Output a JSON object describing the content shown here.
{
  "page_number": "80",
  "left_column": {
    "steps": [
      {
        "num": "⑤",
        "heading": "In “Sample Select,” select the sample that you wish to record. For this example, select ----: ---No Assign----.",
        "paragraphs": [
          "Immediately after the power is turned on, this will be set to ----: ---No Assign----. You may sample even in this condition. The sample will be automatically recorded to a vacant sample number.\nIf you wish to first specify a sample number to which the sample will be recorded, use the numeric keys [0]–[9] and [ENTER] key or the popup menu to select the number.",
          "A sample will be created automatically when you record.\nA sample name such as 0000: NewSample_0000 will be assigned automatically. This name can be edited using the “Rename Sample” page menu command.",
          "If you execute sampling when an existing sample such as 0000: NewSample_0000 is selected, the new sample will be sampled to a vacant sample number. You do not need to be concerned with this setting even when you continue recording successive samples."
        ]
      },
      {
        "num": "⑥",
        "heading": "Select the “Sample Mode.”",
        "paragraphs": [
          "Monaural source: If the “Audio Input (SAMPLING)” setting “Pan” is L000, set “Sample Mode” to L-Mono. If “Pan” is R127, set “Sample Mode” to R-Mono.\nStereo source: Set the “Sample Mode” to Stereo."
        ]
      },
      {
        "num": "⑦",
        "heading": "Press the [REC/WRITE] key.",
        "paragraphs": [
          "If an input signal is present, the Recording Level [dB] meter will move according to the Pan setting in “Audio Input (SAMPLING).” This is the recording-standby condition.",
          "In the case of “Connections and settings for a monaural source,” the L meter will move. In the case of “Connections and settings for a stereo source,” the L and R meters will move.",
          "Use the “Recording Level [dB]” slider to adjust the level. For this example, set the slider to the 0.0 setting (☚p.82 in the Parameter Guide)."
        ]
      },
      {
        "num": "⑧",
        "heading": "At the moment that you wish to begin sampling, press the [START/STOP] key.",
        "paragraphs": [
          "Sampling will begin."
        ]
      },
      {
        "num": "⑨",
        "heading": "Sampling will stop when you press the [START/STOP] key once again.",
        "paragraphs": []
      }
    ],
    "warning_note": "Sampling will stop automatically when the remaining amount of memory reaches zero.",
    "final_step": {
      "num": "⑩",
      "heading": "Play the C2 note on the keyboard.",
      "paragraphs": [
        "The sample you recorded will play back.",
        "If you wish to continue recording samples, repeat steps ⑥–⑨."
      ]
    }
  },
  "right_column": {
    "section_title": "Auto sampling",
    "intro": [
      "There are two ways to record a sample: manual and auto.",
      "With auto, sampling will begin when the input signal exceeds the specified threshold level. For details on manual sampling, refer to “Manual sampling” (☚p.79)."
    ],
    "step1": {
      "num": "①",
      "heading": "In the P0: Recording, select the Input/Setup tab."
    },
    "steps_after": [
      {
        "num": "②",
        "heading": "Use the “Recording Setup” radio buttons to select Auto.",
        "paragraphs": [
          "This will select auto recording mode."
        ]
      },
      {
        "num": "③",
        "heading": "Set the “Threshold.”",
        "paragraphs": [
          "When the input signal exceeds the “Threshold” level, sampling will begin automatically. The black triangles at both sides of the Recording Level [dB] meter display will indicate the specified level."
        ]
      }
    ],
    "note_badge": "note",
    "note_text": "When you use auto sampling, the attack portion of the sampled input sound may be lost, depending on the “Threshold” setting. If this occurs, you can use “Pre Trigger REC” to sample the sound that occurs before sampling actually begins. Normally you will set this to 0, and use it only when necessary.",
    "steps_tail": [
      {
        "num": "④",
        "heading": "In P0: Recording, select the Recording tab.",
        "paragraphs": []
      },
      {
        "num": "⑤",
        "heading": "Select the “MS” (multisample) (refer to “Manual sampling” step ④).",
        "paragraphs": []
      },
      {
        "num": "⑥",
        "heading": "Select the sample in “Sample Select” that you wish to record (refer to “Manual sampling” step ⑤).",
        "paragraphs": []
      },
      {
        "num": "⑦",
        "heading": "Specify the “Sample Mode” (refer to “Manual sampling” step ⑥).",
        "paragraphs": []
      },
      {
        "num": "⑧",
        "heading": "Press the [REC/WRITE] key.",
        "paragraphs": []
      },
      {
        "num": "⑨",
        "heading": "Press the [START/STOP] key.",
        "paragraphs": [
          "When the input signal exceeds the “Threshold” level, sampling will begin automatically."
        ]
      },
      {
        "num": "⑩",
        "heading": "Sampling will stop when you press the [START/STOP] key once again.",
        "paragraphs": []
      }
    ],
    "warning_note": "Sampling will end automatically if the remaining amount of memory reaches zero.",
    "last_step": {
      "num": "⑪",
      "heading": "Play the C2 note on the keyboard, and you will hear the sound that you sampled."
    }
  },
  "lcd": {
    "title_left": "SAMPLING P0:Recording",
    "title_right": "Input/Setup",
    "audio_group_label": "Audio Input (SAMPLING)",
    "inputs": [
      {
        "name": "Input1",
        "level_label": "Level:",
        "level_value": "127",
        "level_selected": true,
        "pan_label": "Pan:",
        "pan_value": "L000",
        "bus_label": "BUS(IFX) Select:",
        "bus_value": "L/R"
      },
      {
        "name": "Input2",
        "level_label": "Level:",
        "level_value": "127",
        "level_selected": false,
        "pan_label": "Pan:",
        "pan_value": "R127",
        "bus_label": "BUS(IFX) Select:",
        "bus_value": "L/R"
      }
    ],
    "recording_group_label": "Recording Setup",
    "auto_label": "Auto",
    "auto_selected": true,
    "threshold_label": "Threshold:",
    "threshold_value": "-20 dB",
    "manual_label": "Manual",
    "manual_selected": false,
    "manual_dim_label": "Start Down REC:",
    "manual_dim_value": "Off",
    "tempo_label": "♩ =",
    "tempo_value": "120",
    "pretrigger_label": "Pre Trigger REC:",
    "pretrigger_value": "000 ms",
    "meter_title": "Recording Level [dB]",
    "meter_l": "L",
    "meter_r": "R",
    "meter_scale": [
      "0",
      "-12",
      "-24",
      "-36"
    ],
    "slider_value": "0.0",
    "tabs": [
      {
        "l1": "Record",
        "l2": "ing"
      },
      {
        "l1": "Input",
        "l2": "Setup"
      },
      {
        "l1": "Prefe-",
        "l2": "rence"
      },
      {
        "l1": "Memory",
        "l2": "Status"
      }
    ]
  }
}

=======

Which lines in the records above contain the string "even"? Copy each one.

** SOLUTION TO THIS PROBLEM **
          "Immediately after the power is turned on, this will be set to ----: ---No Assign----. You may sample even in this condition. The sample will be automatically recorded to a vacant sample number.\nIf you wish to first specify a sample number to which the sample will be recorded, use the numeric keys [0]–[9] and [ENTER] key or the popup menu to select the number.",
          "If you execute sampling when an existing sample such as 0000: NewSample_0000 is selected, the new sample will be sampled to a vacant sample number. You do not need to be concerned with this setting even when you continue recording successive samples."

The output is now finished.